Material for this task →
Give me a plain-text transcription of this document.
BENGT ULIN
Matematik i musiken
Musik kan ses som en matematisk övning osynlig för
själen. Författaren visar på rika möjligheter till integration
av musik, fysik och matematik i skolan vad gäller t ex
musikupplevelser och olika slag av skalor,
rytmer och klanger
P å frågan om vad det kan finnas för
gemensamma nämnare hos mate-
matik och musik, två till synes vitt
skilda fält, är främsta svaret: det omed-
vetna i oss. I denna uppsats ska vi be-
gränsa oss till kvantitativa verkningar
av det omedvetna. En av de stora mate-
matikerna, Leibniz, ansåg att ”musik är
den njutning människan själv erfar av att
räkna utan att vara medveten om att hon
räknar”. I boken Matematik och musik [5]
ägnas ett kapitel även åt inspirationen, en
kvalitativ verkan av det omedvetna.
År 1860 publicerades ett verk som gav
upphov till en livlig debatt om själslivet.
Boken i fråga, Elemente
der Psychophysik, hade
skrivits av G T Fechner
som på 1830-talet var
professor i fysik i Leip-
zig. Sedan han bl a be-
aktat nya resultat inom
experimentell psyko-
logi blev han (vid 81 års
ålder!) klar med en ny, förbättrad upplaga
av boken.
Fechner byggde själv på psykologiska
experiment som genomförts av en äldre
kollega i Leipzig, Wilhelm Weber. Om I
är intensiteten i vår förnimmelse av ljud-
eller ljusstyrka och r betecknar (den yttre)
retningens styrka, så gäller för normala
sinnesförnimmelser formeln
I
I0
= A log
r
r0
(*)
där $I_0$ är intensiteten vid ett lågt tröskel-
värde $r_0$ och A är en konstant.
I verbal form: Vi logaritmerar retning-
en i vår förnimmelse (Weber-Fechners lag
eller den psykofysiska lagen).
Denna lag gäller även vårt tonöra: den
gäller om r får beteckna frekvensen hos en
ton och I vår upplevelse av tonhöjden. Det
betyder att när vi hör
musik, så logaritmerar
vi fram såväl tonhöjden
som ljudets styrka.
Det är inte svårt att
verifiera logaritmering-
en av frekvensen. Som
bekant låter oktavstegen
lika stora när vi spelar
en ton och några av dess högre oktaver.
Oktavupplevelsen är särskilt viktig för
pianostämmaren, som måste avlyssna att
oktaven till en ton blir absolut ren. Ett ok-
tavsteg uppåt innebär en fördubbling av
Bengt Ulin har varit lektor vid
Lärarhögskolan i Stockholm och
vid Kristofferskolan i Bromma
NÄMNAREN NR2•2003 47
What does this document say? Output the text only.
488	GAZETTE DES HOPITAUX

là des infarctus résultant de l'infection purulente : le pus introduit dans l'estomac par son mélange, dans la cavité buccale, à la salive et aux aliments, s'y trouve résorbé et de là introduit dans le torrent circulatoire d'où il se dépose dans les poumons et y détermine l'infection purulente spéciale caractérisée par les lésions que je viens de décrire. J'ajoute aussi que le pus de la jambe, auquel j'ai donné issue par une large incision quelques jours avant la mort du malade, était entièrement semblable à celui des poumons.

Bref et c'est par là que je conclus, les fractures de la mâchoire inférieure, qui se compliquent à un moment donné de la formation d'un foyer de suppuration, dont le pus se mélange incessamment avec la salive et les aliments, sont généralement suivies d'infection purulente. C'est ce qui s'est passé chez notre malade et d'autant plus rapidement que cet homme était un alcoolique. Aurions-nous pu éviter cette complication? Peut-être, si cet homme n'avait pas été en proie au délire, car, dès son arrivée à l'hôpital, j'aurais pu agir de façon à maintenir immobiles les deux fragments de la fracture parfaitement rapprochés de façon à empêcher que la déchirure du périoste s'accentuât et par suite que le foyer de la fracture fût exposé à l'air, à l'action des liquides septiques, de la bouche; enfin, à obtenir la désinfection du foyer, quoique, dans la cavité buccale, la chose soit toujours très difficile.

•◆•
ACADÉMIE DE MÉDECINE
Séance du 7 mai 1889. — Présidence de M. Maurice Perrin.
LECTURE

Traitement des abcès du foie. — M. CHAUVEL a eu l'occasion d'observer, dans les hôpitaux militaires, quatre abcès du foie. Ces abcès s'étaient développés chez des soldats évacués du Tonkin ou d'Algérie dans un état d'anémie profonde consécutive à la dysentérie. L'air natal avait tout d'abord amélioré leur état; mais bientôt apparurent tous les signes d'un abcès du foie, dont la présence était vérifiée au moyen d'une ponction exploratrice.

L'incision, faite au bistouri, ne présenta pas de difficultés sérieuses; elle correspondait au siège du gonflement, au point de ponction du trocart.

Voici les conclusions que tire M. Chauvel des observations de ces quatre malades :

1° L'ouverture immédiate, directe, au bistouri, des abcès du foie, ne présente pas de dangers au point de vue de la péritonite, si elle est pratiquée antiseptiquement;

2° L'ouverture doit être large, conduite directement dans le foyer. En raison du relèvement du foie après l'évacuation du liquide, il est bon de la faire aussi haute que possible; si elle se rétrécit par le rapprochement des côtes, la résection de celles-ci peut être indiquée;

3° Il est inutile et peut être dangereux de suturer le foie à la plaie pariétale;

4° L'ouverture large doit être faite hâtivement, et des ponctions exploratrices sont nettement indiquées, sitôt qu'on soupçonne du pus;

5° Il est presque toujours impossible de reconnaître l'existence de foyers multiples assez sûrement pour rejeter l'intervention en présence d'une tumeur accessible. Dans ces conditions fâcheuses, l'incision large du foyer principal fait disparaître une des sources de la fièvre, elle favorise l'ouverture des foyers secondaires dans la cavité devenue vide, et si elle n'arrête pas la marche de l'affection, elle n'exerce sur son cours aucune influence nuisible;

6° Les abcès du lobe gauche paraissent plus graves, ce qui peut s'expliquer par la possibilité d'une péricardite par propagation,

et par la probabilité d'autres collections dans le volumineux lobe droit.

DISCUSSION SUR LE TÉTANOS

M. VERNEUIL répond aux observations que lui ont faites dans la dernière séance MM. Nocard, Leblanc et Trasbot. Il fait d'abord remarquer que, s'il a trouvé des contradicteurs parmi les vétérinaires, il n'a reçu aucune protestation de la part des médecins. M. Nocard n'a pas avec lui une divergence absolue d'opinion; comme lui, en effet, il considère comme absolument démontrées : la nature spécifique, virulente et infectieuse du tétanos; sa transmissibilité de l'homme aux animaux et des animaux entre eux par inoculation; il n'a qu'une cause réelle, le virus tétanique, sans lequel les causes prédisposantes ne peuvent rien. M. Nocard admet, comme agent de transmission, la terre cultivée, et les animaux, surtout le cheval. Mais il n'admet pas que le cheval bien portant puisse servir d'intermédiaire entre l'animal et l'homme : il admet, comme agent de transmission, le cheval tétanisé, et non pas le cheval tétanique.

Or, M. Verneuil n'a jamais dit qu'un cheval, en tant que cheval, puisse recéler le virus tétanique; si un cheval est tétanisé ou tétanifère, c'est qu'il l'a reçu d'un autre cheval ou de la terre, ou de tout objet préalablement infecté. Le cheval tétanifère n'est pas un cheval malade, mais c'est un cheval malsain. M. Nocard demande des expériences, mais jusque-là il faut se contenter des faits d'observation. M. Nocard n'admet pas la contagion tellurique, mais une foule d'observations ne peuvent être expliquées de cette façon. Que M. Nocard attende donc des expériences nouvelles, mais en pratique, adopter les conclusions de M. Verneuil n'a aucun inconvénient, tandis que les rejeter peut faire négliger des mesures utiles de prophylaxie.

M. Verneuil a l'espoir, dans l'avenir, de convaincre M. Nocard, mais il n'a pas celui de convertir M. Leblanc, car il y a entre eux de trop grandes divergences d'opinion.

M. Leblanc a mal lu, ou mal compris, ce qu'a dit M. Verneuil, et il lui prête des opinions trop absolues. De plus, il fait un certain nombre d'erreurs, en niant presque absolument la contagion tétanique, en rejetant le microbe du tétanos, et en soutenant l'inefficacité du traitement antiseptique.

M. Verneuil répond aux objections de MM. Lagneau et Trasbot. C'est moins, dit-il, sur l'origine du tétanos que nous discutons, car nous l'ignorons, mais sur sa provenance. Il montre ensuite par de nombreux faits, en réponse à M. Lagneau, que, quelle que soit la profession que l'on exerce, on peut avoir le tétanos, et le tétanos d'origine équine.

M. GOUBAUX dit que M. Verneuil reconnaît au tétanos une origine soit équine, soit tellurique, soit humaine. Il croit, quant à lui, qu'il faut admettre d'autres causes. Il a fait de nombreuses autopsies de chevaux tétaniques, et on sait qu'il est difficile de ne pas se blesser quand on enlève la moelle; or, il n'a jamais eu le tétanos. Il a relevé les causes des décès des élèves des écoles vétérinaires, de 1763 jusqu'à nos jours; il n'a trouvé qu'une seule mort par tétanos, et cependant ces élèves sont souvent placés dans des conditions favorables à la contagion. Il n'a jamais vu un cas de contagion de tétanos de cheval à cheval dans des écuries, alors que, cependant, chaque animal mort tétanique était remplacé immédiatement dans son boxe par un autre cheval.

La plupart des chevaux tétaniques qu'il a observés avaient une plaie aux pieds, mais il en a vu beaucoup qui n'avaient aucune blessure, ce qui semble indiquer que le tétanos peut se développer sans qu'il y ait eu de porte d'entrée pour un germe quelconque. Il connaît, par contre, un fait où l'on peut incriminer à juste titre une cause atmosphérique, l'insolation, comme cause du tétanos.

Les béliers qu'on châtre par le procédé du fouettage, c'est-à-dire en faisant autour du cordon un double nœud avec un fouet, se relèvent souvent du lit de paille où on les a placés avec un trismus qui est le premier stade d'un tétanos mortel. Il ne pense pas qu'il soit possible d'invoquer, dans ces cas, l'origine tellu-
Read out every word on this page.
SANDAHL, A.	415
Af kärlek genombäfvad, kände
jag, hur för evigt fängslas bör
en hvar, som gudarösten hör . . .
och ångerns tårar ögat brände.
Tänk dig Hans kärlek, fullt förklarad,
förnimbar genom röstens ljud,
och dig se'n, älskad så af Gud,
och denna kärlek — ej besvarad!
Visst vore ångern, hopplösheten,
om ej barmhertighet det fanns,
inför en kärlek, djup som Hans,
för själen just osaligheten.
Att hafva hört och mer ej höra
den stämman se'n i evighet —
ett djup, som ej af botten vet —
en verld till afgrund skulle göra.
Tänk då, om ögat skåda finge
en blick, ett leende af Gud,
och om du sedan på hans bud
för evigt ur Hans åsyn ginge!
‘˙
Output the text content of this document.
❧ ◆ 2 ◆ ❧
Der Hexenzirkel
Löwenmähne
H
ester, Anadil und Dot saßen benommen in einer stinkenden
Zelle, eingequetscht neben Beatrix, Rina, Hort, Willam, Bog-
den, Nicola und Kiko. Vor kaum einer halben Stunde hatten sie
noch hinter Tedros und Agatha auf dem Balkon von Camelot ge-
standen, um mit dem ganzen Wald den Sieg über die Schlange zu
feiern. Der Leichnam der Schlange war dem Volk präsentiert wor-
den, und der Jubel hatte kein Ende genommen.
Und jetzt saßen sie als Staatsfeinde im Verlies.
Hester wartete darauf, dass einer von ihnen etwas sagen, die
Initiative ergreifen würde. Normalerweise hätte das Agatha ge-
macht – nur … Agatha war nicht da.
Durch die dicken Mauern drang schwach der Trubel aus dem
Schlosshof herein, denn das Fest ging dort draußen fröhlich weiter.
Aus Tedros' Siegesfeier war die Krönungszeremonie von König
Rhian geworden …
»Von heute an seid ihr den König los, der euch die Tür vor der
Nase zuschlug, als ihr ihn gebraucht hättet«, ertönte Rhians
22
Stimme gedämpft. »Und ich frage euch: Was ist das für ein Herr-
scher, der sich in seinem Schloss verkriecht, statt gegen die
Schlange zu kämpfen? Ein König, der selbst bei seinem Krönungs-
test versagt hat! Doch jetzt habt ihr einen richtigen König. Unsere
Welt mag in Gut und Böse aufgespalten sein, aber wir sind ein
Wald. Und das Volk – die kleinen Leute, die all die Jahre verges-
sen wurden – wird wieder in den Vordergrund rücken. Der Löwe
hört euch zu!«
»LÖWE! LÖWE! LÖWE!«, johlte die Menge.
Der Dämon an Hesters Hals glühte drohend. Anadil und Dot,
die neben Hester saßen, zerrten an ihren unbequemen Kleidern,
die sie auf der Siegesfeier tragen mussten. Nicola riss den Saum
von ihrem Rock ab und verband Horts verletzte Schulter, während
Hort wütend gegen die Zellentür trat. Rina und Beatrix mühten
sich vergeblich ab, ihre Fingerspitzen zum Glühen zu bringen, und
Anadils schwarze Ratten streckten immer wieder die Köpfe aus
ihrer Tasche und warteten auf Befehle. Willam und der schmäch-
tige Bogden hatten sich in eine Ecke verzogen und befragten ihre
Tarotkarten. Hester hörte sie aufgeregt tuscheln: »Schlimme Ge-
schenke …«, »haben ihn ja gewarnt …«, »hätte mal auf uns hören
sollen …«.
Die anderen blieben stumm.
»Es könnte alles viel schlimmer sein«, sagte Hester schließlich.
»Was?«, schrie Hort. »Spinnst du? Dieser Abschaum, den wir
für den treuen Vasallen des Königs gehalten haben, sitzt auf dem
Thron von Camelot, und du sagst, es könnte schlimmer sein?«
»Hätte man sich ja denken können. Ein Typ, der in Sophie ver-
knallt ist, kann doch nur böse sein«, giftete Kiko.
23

Problem details →
Which lines in the listing have the string "cette"? Pick them out and copy them.

Exercise response →
Bref et c'est par là que je conclus, les fractures de la mâchoire inférieure, qui se compliquent à un moment donné de la formation d'un foyer de suppuration, dont le pus se mélange incessamment avec la salive et les aliments, sont généralement suivies d'infection purulente. C'est ce qui s'est passé chez notre malade et d'autant plus rapidement que cet homme était un alcoolique. Aurions-nous pu éviter cette complication? Peut-être, si cet homme n'avait pas été en proie au délire, car, dès son arrivée à l'hôpital, j'aurais pu agir de façon à maintenir immobiles les deux fragments de la fracture parfaitement rapprochés de façon à empêcher que la déchirure du périoste s'accentuât et par suite que le foyer de la fracture fût exposé à l'air, à l'action des liquides septiques, de la bouche; enfin, à obtenir la désinfection du foyer, quoique, dans la cavité buccale, la chose soit toujours très difficile.
Or, M. Verneuil n'a jamais dit qu'un cheval, en tant que cheval, puisse recéler le virus tétanique; si un cheval est tétanisé ou tétanifère, c'est qu'il l'a reçu d'un autre cheval ou de la terre, ou de tout objet préalablement infecté. Le cheval tétanifère n'est pas un cheval malade, mais c'est un cheval malsain. M. Nocard demande des expériences, mais jusque-là il faut se contenter des faits d'observation. M. Nocard n'admet pas la contagion tellurique, mais une foule d'observations ne peuvent être expliquées de cette façon. Que M. Nocard attende donc des expériences nouvelles, mais en pratique, adopter les conclusions de M. Verneuil n'a aucun inconvénient, tandis que les rejeter peut faire négliger des mesures utiles de prophylaxie.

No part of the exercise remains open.